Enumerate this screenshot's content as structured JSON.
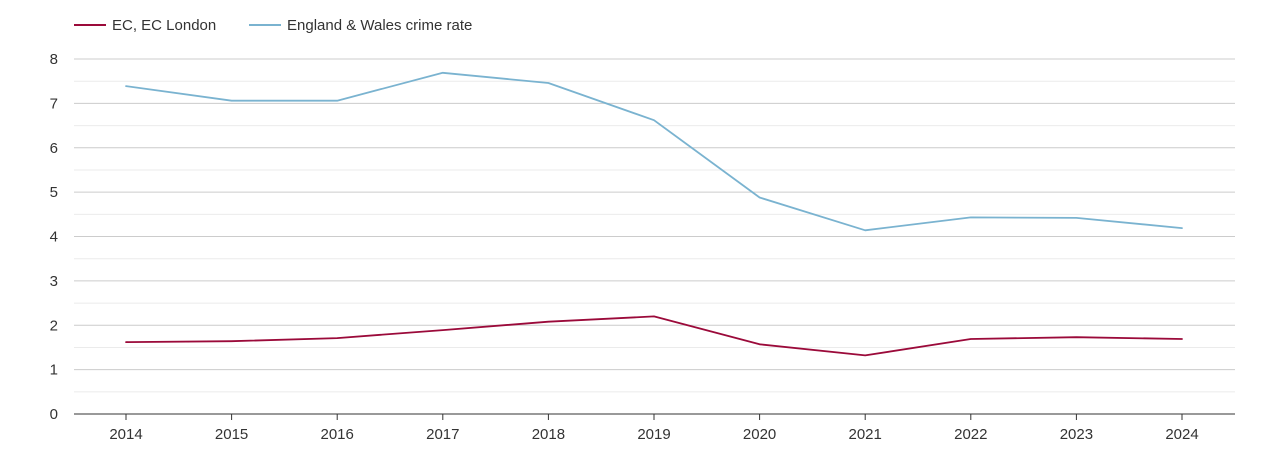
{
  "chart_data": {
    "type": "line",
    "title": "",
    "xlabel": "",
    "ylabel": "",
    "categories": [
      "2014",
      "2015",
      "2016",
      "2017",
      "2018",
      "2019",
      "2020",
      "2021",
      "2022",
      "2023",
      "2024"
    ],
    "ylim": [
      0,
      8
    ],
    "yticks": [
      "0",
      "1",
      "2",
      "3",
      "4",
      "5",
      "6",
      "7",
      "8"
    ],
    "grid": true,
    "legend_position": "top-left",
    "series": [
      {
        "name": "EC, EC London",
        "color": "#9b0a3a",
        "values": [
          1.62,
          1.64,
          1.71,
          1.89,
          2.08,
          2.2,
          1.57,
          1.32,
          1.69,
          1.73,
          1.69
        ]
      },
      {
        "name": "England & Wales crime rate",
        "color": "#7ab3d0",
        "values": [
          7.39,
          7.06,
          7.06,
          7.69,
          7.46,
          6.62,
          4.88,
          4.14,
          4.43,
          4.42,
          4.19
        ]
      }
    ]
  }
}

++++++++

• Prompt: Repeat the preceding records precisely, and leave every picture out of the copy.

• Answer to the task:
Enumerate this screenshot's content as structured JSON.
{
  "chart_data": {
    "type": "line",
    "title": "",
    "xlabel": "",
    "ylabel": "",
    "categories": [
      "2014",
      "2015",
      "2016",
      "2017",
      "2018",
      "2019",
      "2020",
      "2021",
      "2022",
      "2023",
      "2024"
    ],
    "ylim": [
      0,
      8
    ],
    "yticks": [
      "0",
      "1",
      "2",
      "3",
      "4",
      "5",
      "6",
      "7",
      "8"
    ],
    "grid": true,
    "legend_position": "top-left",
    "series": [
      {
        "name": "EC, EC London",
        "color": "#9b0a3a",
        "values": [
          1.62,
          1.64,
          1.71,
          1.89,
          2.08,
          2.2,
          1.57,
          1.32,
          1.69,
          1.73,
          1.69
        ]
      },
      {
        "name": "England & Wales crime rate",
        "color": "#7ab3d0",
        "values": [
          7.39,
          7.06,
          7.06,
          7.69,
          7.46,
          6.62,
          4.88,
          4.14,
          4.43,
          4.42,
          4.19
        ]
      }
    ]
  }
}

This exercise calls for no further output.